### TASK DIRECTIONS
In the material below, put the lines starting with the line with "cell-actual-pay: 2,590.00 —" and going on through the line with "salary-header: * 工资明细" into a Markdown table with two columns, Number and Line, and skip any blank lines. Include only those lines.

### AVAILABLE DATA
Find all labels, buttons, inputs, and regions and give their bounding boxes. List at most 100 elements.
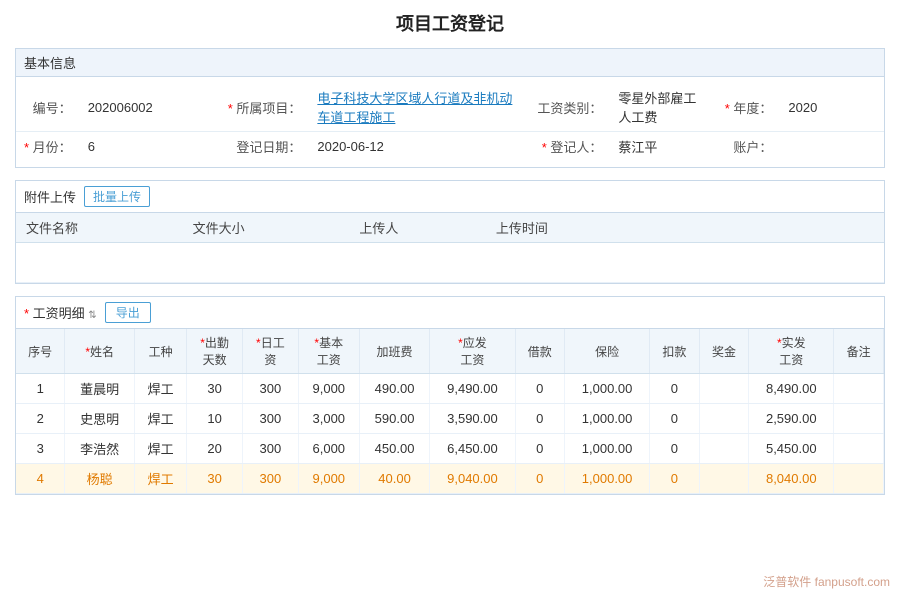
cell-actual-pay: 2,590.00 — [749, 404, 834, 434]
label-month: * 月份： — [16, 132, 80, 162]
value-project: 电子科技大学区域人行道及非机动车道工程施工 — [309, 83, 529, 132]
label-year: * 年度： — [710, 83, 780, 132]
col-upload-time: 上传时间 — [486, 213, 653, 243]
attachment-table: 文件名称 文件大小 上传人 上传时间 — [16, 213, 884, 283]
cell-loan: 0 — [515, 374, 565, 404]
cell-type: 焊工 — [134, 404, 186, 434]
cell-should-pay: 3,590.00 — [430, 404, 515, 434]
cell-overtime: 490.00 — [359, 374, 430, 404]
col-filename: 文件名称 — [16, 213, 183, 243]
cell-type: 焊工 — [134, 434, 186, 464]
cell-deduct: 0 — [650, 434, 700, 464]
cell-insurance: 1,000.00 — [565, 374, 650, 404]
salary-row-3: 3李浩然焊工203006,000450.006,450.0001,000.000… — [16, 434, 884, 464]
cell-name: 董晨明 — [65, 374, 135, 404]
cell-overtime: 590.00 — [359, 404, 430, 434]
cell-daily: 300 — [243, 464, 299, 494]
th-deduct: 扣款 — [650, 329, 700, 374]
cell-name: 史思明 — [65, 404, 135, 434]
cell-deduct: 0 — [650, 464, 700, 494]
label-project: * 所属项目： — [220, 83, 310, 132]
cell-daily: 300 — [243, 434, 299, 464]
salary-row-4: 4杨聪焊工303009,00040.009,040.0001,000.0008,… — [16, 464, 884, 494]
col-filesize: 文件大小 — [183, 213, 350, 243]
watermark: 泛普软件 fanpusoft.com — [763, 573, 890, 590]
basic-info-table: 编号： 202006002 * 所属项目： 电子科技大学区域人行道及非机动车道工… — [16, 83, 884, 161]
cell-insurance: 1,000.00 — [565, 404, 650, 434]
salary-row-2: 2史思明焊工103003,000590.003,590.0001,000.000… — [16, 404, 884, 434]
cell-base: 9,000 — [298, 374, 359, 404]
cell-loan: 0 — [515, 464, 565, 494]
salary-header: * 工资明细 ⇅ 导出 — [16, 297, 884, 329]
cell-bonus — [699, 374, 749, 404]
cell-overtime: 450.00 — [359, 434, 430, 464]
cell-days: 30 — [187, 464, 243, 494]
cell-bonus — [699, 404, 749, 434]
col-extra3 — [745, 213, 791, 243]
label-salary-type: 工资类别： — [529, 83, 610, 132]
cell-type: 焊工 — [134, 374, 186, 404]
th-actual-pay: *实发工资 — [749, 329, 834, 374]
attachment-section: 附件上传 批量上传 文件名称 文件大小 上传人 上传时间 — [15, 180, 885, 284]
th-type: 工种 — [134, 329, 186, 374]
value-month: 6 — [80, 132, 220, 162]
cell-loan: 0 — [515, 404, 565, 434]
cell-days: 20 — [187, 434, 243, 464]
salary-title: * 工资明细 ⇅ — [24, 303, 97, 322]
form-row-2: * 月份： 6 登记日期： 2020-06-12 * 登记人： 蔡江平 账户： — [16, 132, 884, 162]
cell-deduct: 0 — [650, 404, 700, 434]
basic-info-body: 编号： 202006002 * 所属项目： 电子科技大学区域人行道及非机动车道工… — [16, 77, 884, 167]
th-insurance: 保险 — [565, 329, 650, 374]
col-uploader: 上传人 — [349, 213, 486, 243]
cell-base: 9,000 — [298, 464, 359, 494]
col-extra4 — [791, 213, 837, 243]
basic-info-header: 基本信息 — [16, 49, 884, 77]
label-date: 登记日期： — [220, 132, 310, 162]
export-button[interactable]: 导出 — [105, 302, 151, 323]
attachment-header-row: 文件名称 文件大小 上传人 上传时间 — [16, 213, 884, 243]
salary-row-1: 1董晨明焊工303009,000490.009,490.0001,000.000… — [16, 374, 884, 404]
value-date: 2020-06-12 — [309, 132, 529, 162]
cell-daily: 300 — [243, 374, 299, 404]
cell-overtime: 40.00 — [359, 464, 430, 494]
cell-base: 3,000 — [298, 404, 359, 434]
cell-should-pay: 9,490.00 — [430, 374, 515, 404]
value-registrar: 蔡江平 — [610, 132, 710, 162]
th-overtime: 加班费 — [359, 329, 430, 374]
th-base: *基本工资 — [298, 329, 359, 374]
page-title: 项目工资登记 — [15, 10, 885, 36]
cell-actual-pay: 8,490.00 — [749, 374, 834, 404]
th-bonus: 奖金 — [699, 329, 749, 374]
cell-loan: 0 — [515, 434, 565, 464]
label-id: 编号： — [16, 83, 80, 132]
cell-daily: 300 — [243, 404, 299, 434]
cell-days: 10 — [187, 404, 243, 434]
cell-deduct: 0 — [650, 374, 700, 404]
cell-insurance: 1,000.00 — [565, 464, 650, 494]
cell-seq: 2 — [16, 404, 65, 434]
cell-should-pay: 6,450.00 — [430, 434, 515, 464]
value-salary-type: 零星外部雇工人工费 — [610, 83, 710, 132]
attachment-label: 附件上传 — [24, 187, 76, 206]
form-row-1: 编号： 202006002 * 所属项目： 电子科技大学区域人行道及非机动车道工… — [16, 83, 884, 132]
salary-body: 1董晨明焊工303009,000490.009,490.0001,000.000… — [16, 374, 884, 494]
th-days: *出勤天数 — [187, 329, 243, 374]
basic-info-section: 基本信息 编号： 202006002 * 所属项目： 电子科技大学区域人行道及非… — [15, 48, 885, 168]
cell-seq: 3 — [16, 434, 65, 464]
cell-seq: 1 — [16, 374, 65, 404]
project-link[interactable]: 电子科技大学区域人行道及非机动车道工程施工 — [317, 91, 512, 125]
col-extra5 — [838, 213, 884, 243]
batch-upload-button[interactable]: 批量上传 — [84, 186, 150, 207]
cell-should-pay: 9,040.00 — [430, 464, 515, 494]
cell-name: 杨聪 — [65, 464, 135, 494]
salary-section: * 工资明细 ⇅ 导出 序号 *姓名 工种 *出勤天数 *日工资 *基本工资 加… — [15, 296, 885, 495]
value-account — [780, 132, 884, 162]
col-extra1 — [653, 213, 699, 243]
salary-header-row: 序号 *姓名 工种 *出勤天数 *日工资 *基本工资 加班费 *应发工资 借款 … — [16, 329, 884, 374]
attachment-empty-row — [16, 243, 884, 283]
cell-base: 6,000 — [298, 434, 359, 464]
th-remark: 备注 — [834, 329, 884, 374]
cell-seq: 4 — [16, 464, 65, 494]
salary-table: 序号 *姓名 工种 *出勤天数 *日工资 *基本工资 加班费 *应发工资 借款 … — [16, 329, 884, 494]
cell-remark — [834, 374, 884, 404]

### IN RESPONSE
| Number | Line |
|---|---|
| 1 | cell-actual-pay: 2,590.00 — [749, 404, 834, 434] |
| 2 | label-month: * 月份： — [16, 132, 80, 162] |
| 3 | value-project: 电子科技大学区域人行道及非机动车道工程施工 — [309, 83, 529, 132] |
| 4 | label-year: * 年度： — [710, 83, 780, 132] |
| 5 | col-upload-time: 上传时间 — [486, 213, 653, 243] |
| 6 | attachment-table: 文件名称 文件大小 上传人 上传时间 — [16, 213, 884, 283] |
| 7 | cell-loan: 0 — [515, 374, 565, 404] |
| 8 | cell-type: 焊工 — [134, 404, 186, 434] |
| 9 | cell-should-pay: 3,590.00 — [430, 404, 515, 434] |
| 10 | cell-overtime: 490.00 — [359, 374, 430, 404] |
| 11 | col-filename: 文件名称 — [16, 213, 183, 243] |
| 12 | cell-type: 焊工 — [134, 434, 186, 464] |
| 13 | cell-deduct: 0 — [650, 434, 700, 464] |
| 14 | cell-insurance: 1,000.00 — [565, 374, 650, 404] |
| 15 | salary-row-3: 3李浩然焊工203006,000450.006,450.0001,000.000… — [16, 434, 884, 464] |
| 16 | cell-name: 董晨明 — [65, 374, 135, 404] |
| 17 | cell-overtime: 590.00 — [359, 404, 430, 434] |
| 18 | cell-daily: 300 — [243, 464, 299, 494] |
| 19 | th-deduct: 扣款 — [650, 329, 700, 374] |
| 20 | cell-name: 史思明 — [65, 404, 135, 434] |
| 21 | cell-deduct: 0 — [650, 464, 700, 494] |
| 22 | label-project: * 所属项目： — [220, 83, 310, 132] |
| 23 | cell-daily: 300 — [243, 434, 299, 464] |
| 24 | salary-row-4: 4杨聪焊工303009,00040.009,040.0001,000.0008,… — [16, 464, 884, 494] |
| 25 | col-filesize: 文件大小 — [183, 213, 350, 243] |
| 26 | watermark: 泛普软件 fanpusoft.com — [763, 573, 890, 590] |
| 27 | basic-info-table: 编号： 202006002 * 所属项目： 电子科技大学区域人行道及非机动车道工… — [16, 83, 884, 161] |
| 28 | cell-insurance: 1,000.00 — [565, 404, 650, 434] |
| 29 | salary-row-2: 2史思明焊工103003,000590.003,590.0001,000.000… — [16, 404, 884, 434] |
| 30 | cell-base: 9,000 — [298, 374, 359, 404] |
| 31 | cell-loan: 0 — [515, 464, 565, 494] |
| 32 | salary-header: * 工资明细 ⇅ 导出 — [16, 297, 884, 329] |